§ **What the exercise asks**
Print only the line with "Read out every word on this page." and the lines after it, ending with the last line of the material, each exactly as it stands.

§ **Dataset rows**

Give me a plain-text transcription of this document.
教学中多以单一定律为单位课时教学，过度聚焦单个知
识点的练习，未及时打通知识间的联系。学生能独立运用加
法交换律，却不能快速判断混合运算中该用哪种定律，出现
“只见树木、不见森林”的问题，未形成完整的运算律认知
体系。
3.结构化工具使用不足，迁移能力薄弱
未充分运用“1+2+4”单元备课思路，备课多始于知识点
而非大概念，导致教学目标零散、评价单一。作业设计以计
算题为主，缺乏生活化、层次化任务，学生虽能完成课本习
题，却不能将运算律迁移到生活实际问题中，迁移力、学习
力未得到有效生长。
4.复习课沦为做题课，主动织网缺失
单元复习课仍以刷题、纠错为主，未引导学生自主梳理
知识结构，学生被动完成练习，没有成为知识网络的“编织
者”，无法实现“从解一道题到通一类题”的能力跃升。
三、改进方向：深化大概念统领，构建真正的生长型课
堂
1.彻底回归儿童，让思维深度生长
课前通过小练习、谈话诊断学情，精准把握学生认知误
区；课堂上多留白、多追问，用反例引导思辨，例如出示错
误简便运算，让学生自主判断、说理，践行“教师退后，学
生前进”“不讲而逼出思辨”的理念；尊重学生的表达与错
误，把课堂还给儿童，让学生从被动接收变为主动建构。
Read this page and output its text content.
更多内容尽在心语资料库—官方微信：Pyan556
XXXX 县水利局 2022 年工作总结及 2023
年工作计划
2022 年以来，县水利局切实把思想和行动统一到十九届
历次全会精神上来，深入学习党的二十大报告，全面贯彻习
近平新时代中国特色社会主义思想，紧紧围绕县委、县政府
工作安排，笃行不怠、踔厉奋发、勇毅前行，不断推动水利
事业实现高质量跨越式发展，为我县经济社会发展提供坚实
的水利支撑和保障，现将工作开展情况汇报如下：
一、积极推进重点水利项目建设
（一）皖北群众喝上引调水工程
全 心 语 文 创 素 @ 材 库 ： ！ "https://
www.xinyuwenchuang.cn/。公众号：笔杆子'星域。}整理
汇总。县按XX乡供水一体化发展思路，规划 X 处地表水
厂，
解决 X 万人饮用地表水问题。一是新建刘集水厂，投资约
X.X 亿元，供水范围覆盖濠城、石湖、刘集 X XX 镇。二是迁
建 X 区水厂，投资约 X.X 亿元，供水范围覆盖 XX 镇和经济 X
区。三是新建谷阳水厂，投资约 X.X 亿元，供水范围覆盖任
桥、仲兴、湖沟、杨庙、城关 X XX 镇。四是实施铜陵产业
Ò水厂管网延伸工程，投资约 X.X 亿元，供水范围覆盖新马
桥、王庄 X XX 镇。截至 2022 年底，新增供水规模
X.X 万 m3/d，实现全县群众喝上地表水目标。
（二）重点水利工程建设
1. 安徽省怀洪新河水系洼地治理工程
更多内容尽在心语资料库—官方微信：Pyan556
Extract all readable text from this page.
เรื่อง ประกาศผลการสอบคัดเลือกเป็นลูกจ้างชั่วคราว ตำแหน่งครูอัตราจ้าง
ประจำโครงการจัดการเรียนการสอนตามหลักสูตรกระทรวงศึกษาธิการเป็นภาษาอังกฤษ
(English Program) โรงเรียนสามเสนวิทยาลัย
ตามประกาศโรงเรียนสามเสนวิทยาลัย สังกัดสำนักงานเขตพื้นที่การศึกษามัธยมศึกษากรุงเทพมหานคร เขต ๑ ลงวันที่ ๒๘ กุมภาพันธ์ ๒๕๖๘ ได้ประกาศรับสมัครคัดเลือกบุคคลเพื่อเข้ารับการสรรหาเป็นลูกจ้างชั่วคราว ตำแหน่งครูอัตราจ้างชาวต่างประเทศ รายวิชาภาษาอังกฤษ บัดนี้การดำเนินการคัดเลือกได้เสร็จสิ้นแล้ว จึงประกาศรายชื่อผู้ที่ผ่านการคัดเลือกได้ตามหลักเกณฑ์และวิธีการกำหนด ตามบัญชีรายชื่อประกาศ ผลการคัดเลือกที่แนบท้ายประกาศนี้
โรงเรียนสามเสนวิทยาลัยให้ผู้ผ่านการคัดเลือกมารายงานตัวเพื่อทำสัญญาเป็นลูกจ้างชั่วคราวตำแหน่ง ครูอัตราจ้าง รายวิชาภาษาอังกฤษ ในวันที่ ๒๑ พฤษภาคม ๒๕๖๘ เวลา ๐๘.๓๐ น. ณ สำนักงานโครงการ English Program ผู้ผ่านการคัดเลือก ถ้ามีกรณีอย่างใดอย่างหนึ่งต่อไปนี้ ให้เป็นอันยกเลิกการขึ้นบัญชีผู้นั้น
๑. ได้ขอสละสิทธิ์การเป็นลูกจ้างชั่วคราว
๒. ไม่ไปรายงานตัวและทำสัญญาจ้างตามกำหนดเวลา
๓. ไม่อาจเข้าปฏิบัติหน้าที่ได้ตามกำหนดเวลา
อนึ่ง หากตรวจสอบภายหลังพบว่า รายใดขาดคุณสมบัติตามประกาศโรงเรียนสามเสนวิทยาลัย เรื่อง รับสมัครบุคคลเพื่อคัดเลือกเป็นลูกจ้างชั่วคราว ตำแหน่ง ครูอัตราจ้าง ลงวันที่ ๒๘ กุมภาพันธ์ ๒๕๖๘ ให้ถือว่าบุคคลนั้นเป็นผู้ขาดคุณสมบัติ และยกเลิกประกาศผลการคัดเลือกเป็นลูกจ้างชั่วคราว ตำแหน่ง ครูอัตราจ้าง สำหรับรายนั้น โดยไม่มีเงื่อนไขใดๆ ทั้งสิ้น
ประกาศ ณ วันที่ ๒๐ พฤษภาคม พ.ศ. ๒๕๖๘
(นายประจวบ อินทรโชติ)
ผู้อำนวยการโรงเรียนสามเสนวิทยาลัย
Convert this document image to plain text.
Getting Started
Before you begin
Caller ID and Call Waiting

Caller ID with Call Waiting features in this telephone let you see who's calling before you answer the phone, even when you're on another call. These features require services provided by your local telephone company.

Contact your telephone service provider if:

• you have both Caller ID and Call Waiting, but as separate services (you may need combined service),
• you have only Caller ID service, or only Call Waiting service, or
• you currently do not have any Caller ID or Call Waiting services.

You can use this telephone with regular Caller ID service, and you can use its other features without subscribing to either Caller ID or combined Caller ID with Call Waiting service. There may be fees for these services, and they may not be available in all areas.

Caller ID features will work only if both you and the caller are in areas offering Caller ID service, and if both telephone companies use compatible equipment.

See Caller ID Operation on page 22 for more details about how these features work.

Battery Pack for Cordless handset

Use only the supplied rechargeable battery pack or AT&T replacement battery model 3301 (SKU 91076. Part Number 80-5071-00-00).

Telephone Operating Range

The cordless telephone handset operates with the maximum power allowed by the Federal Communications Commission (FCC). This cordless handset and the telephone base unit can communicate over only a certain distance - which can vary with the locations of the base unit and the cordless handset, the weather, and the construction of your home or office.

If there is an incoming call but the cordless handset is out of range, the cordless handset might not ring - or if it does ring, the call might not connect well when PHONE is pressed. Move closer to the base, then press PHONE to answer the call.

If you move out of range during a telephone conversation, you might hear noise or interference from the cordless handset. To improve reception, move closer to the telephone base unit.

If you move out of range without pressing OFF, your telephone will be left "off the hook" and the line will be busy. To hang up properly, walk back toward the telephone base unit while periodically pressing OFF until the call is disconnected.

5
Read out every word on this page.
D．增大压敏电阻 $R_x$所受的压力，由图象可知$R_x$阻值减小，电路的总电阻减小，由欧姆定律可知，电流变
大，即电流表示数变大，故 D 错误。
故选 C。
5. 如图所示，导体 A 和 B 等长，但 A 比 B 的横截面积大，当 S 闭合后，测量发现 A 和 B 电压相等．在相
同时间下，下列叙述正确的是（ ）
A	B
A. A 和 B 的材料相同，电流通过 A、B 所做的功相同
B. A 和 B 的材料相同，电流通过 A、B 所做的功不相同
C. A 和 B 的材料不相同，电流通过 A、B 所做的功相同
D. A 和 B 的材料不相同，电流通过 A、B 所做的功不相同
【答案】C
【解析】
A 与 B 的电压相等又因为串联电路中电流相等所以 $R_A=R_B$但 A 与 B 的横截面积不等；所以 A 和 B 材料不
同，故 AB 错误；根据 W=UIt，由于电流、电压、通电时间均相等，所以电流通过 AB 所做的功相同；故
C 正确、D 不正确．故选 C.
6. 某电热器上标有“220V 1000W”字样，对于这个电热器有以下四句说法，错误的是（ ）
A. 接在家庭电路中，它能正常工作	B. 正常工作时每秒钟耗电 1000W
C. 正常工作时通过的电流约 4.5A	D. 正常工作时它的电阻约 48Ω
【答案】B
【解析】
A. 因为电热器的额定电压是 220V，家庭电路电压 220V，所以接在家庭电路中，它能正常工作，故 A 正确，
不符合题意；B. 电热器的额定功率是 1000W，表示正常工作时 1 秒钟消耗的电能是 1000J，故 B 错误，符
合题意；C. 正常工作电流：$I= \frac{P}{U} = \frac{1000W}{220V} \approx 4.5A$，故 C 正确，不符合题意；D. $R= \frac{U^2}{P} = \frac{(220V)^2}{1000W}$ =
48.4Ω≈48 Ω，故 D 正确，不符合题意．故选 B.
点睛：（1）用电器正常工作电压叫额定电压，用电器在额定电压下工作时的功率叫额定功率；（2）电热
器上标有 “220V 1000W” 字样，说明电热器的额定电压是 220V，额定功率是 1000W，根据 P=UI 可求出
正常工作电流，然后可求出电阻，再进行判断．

§ **Solution to this problem**
Read out every word on this page.
D．增大压敏电阻 $R_x$所受的压力，由图象可知$R_x$阻值减小，电路的总电阻减小，由欧姆定律可知，电流变
大，即电流表示数变大，故 D 错误。
故选 C。
5. 如图所示，导体 A 和 B 等长，但 A 比 B 的横截面积大，当 S 闭合后，测量发现 A 和 B 电压相等．在相
同时间下，下列叙述正确的是（ ）
A	B
A. A 和 B 的材料相同，电流通过 A、B 所做的功相同
B. A 和 B 的材料相同，电流通过 A、B 所做的功不相同
C. A 和 B 的材料不相同，电流通过 A、B 所做的功相同
D. A 和 B 的材料不相同，电流通过 A、B 所做的功不相同
【答案】C
【解析】
A 与 B 的电压相等又因为串联电路中电流相等所以 $R_A=R_B$但 A 与 B 的横截面积不等；所以 A 和 B 材料不
同，故 AB 错误；根据 W=UIt，由于电流、电压、通电时间均相等，所以电流通过 AB 所做的功相同；故
C 正确、D 不正确．故选 C.
6. 某电热器上标有“220V 1000W”字样，对于这个电热器有以下四句说法，错误的是（ ）
A. 接在家庭电路中，它能正常工作	B. 正常工作时每秒钟耗电 1000W
C. 正常工作时通过的电流约 4.5A	D. 正常工作时它的电阻约 48Ω
【答案】B
【解析】
A. 因为电热器的额定电压是 220V，家庭电路电压 220V，所以接在家庭电路中，它能正常工作，故 A 正确，
不符合题意；B. 电热器的额定功率是 1000W，表示正常工作时 1 秒钟消耗的电能是 1000J，故 B 错误，符
合题意；C. 正常工作电流：$I= \frac{P}{U} = \frac{1000W}{220V} \approx 4.5A$，故 C 正确，不符合题意；D. $R= \frac{U^2}{P} = \frac{(220V)^2}{1000W}$ =
48.4Ω≈48 Ω，故 D 正确，不符合题意．故选 B.
点睛：（1）用电器正常工作电压叫额定电压，用电器在额定电压下工作时的功率叫额定功率；（2）电热
器上标有 “220V 1000W” 字样，说明电热器的额定电压是 220V，额定功率是 1000W，根据 P=UI 可求出
正常工作电流，然后可求出电阻，再进行判断．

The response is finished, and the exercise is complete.